## DATASET EXTRACT

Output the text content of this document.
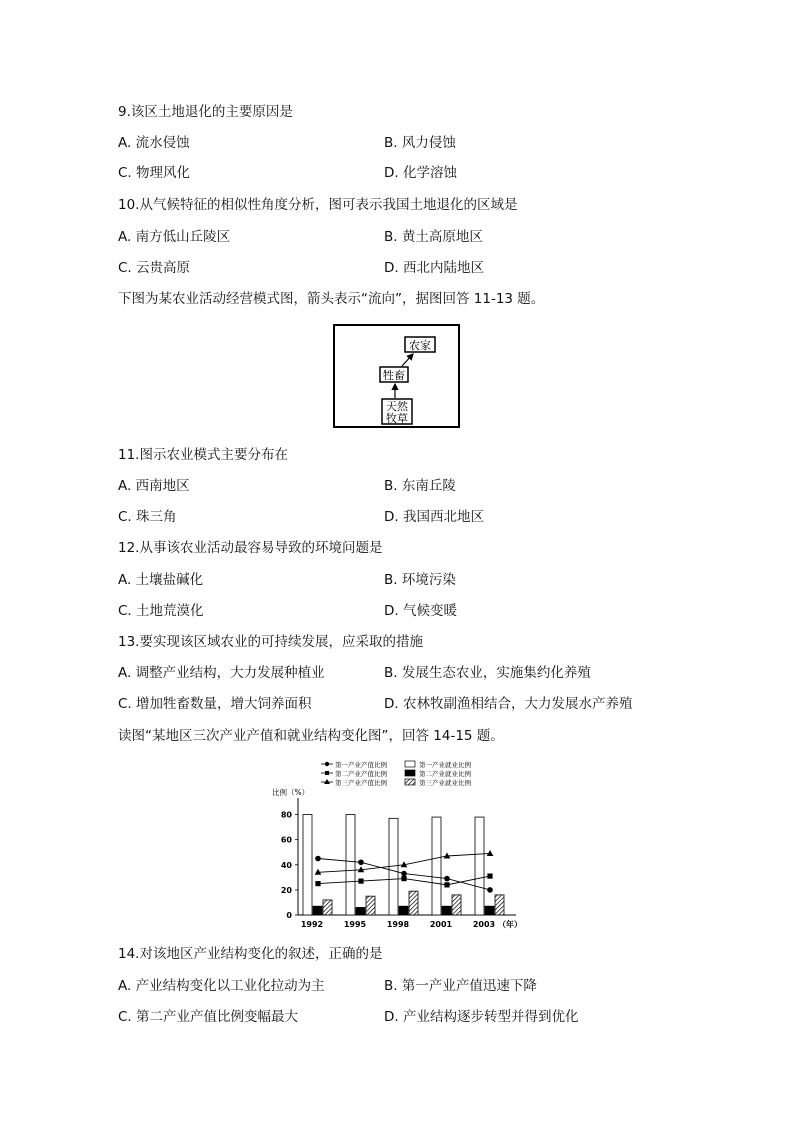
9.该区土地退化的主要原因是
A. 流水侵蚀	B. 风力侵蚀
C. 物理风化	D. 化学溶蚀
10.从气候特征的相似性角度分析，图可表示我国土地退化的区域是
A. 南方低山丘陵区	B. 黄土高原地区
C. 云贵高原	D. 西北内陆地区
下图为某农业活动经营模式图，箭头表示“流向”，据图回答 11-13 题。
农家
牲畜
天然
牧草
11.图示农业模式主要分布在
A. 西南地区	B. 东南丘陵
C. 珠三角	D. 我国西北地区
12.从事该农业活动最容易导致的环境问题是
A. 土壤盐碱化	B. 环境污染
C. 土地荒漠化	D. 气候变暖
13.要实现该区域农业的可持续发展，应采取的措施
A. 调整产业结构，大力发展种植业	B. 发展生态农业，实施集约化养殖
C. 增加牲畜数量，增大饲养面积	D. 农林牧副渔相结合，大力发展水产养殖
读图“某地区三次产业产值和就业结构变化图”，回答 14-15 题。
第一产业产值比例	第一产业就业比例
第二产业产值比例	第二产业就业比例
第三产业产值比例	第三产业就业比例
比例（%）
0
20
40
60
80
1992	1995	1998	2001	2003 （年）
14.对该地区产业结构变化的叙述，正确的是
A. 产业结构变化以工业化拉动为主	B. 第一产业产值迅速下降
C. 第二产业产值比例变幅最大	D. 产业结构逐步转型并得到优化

## STATED PROBLEM
Return each line of the data, keeping its wording exact and omitting pictures.

## WRITTEN ANSWER
Output the text content of this document.
9.该区土地退化的主要原因是
A. 流水侵蚀	B. 风力侵蚀
C. 物理风化	D. 化学溶蚀
10.从气候特征的相似性角度分析，图可表示我国土地退化的区域是
A. 南方低山丘陵区	B. 黄土高原地区
C. 云贵高原	D. 西北内陆地区
下图为某农业活动经营模式图，箭头表示“流向”，据图回答 11-13 题。
农家
牲畜
天然
牧草
11.图示农业模式主要分布在
A. 西南地区	B. 东南丘陵
C. 珠三角	D. 我国西北地区
12.从事该农业活动最容易导致的环境问题是
A. 土壤盐碱化	B. 环境污染
C. 土地荒漠化	D. 气候变暖
13.要实现该区域农业的可持续发展，应采取的措施
A. 调整产业结构，大力发展种植业	B. 发展生态农业，实施集约化养殖
C. 增加牲畜数量，增大饲养面积	D. 农林牧副渔相结合，大力发展水产养殖
读图“某地区三次产业产值和就业结构变化图”，回答 14-15 题。
第一产业产值比例	第一产业就业比例
第二产业产值比例	第二产业就业比例
第三产业产值比例	第三产业就业比例
比例（%）
0
20
40
60
80
1992	1995	1998	2001	2003 （年）
14.对该地区产业结构变化的叙述，正确的是
A. 产业结构变化以工业化拉动为主	B. 第一产业产值迅速下降
C. 第二产业产值比例变幅最大	D. 产业结构逐步转型并得到优化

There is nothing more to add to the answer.